(begin)

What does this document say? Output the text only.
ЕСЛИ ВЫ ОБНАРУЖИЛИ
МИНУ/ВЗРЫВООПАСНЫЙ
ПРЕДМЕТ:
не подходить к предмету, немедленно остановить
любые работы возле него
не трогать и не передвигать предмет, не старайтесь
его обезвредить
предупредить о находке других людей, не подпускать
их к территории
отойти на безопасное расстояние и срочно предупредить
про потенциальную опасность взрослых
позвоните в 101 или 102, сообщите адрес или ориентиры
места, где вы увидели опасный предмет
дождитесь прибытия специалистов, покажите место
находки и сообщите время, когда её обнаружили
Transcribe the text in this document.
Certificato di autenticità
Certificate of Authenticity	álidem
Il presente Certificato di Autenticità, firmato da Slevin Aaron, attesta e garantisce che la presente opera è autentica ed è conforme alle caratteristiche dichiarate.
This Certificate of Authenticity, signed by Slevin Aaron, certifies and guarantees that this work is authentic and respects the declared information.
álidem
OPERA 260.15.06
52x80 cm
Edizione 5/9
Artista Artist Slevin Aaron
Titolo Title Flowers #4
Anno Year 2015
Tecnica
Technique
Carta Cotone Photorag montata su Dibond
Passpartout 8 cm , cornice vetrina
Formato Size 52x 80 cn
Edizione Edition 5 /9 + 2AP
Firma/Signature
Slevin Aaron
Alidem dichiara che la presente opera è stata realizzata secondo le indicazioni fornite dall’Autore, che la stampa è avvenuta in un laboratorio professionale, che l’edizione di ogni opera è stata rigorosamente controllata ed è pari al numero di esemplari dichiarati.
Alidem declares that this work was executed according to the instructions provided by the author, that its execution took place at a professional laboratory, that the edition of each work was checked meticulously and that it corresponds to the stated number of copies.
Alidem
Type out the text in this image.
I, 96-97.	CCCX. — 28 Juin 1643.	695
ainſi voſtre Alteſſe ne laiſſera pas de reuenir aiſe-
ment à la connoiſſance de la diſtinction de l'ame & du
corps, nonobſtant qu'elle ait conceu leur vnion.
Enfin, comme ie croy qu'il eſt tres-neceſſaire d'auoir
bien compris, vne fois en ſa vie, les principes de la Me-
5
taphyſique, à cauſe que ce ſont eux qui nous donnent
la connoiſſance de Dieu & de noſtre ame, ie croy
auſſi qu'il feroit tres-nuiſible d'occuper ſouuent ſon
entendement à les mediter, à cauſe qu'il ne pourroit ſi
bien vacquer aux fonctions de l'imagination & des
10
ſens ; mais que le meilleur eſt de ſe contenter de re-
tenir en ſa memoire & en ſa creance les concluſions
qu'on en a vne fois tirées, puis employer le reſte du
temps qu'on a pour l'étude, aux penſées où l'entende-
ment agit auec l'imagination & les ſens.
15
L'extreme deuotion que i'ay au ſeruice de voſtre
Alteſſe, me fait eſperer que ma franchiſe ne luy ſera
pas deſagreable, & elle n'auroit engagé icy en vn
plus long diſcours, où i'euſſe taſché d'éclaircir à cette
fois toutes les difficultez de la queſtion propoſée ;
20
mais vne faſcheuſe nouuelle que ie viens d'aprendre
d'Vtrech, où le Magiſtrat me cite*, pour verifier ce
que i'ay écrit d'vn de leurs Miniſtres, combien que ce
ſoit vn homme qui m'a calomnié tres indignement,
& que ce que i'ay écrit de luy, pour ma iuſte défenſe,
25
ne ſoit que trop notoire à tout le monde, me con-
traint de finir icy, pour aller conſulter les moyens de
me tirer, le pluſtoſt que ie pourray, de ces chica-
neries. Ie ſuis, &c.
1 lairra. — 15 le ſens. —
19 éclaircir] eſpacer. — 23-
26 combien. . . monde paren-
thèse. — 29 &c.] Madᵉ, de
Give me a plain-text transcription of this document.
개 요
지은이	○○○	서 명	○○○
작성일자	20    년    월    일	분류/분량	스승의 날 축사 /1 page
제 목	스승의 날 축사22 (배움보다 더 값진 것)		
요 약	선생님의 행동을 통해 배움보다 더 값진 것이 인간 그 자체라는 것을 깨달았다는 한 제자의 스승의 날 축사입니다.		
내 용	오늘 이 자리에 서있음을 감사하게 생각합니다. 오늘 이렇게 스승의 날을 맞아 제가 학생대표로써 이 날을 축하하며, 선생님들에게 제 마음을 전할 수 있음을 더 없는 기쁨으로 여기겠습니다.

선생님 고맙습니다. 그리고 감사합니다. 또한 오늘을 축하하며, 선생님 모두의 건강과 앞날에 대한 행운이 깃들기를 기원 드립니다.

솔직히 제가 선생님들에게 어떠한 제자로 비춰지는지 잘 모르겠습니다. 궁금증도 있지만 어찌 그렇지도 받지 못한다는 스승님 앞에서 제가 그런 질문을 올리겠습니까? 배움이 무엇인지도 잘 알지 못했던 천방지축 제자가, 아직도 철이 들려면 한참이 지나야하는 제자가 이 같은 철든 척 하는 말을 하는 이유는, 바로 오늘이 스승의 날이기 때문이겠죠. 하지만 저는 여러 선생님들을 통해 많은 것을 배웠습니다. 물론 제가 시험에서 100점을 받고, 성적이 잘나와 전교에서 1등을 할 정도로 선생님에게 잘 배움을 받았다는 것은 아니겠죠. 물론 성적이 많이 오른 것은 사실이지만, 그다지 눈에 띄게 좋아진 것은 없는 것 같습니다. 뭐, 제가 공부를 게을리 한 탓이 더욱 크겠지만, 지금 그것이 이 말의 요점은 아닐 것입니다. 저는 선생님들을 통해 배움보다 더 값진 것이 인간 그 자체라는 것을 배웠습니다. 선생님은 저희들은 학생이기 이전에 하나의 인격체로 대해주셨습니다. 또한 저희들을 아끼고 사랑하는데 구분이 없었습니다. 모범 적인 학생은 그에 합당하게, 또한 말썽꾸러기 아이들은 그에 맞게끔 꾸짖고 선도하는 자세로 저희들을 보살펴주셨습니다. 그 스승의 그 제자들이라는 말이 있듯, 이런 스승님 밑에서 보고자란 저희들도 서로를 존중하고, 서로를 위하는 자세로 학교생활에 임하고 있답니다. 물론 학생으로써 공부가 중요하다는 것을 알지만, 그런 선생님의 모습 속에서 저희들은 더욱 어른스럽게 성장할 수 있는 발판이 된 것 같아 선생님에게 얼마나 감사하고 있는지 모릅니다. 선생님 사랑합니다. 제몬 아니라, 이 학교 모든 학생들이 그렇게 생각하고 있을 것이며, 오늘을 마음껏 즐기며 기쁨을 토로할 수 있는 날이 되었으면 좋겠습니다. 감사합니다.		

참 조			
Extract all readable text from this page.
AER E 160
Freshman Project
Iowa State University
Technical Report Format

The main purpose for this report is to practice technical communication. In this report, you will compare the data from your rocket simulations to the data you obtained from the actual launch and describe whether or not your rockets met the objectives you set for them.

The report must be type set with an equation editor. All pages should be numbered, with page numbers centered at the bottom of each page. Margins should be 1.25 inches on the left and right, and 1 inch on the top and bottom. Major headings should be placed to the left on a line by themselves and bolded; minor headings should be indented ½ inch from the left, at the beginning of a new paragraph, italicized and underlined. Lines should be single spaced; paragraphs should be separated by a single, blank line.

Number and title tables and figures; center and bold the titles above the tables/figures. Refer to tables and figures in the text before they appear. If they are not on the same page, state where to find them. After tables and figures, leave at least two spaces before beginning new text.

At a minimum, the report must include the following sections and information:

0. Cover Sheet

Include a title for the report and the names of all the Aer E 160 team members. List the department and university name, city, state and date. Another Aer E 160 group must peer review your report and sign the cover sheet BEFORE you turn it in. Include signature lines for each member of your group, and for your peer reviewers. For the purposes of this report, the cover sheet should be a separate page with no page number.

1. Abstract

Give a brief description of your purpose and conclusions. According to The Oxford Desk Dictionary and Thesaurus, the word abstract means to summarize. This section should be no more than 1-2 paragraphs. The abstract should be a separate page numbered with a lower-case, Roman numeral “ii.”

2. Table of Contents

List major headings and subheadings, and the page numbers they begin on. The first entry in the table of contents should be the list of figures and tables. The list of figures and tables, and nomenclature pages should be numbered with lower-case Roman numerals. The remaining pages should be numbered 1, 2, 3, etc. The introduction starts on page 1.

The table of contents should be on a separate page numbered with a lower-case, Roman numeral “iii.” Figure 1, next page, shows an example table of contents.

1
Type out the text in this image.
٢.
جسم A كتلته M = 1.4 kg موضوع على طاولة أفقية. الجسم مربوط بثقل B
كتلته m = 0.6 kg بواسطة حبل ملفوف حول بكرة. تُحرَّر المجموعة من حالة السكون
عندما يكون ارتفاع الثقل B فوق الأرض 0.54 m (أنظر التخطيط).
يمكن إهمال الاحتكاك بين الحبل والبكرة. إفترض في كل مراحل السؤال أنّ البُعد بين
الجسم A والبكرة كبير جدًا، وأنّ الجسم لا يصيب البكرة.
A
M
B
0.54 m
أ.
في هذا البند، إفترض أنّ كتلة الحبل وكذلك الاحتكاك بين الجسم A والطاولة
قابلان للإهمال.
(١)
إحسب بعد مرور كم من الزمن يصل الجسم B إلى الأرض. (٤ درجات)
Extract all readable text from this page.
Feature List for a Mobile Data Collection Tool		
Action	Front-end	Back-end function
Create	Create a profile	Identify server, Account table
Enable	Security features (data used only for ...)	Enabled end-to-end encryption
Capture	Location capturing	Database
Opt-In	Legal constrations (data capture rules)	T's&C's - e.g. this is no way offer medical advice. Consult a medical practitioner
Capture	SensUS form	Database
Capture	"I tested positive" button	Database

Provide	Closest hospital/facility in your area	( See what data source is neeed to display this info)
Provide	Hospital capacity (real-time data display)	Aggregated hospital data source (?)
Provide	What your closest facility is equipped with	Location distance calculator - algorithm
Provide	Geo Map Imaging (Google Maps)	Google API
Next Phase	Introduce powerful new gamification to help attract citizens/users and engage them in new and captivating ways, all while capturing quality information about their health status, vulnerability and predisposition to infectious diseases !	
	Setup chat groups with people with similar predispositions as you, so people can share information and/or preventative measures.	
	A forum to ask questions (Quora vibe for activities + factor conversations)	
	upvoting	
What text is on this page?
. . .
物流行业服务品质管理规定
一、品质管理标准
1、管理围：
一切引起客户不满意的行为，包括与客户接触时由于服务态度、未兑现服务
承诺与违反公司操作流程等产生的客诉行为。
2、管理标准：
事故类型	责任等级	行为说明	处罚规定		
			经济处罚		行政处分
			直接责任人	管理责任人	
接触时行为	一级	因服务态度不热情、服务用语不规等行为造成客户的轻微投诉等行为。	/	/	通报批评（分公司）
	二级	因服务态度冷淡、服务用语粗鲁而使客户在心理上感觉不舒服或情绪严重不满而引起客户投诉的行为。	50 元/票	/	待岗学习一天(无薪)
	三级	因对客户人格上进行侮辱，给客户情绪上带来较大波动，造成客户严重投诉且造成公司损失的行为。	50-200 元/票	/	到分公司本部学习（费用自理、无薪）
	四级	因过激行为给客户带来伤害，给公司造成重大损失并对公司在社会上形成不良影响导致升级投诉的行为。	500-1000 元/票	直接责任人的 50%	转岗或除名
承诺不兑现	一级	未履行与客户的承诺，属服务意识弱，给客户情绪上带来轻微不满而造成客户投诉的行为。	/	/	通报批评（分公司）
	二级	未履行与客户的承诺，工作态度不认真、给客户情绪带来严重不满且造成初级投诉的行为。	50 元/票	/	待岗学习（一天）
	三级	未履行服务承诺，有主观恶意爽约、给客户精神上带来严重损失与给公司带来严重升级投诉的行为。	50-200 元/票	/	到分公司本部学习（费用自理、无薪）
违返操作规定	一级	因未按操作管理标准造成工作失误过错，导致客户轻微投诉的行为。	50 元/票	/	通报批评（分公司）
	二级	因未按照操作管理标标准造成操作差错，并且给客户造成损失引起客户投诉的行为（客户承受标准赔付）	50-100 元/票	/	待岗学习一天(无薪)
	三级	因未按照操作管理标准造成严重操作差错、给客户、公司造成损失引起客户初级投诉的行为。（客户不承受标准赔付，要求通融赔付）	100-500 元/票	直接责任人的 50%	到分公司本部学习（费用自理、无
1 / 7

(end)

### Challenge
Look through the entries above for the word "Certificate". Copy every line where it shows up.

### Task output
Certificate of Authenticity	álidem
This Certificate of Authenticity, signed by Slevin Aaron, certifies and guarantees that this work is authentic and respects the declared information.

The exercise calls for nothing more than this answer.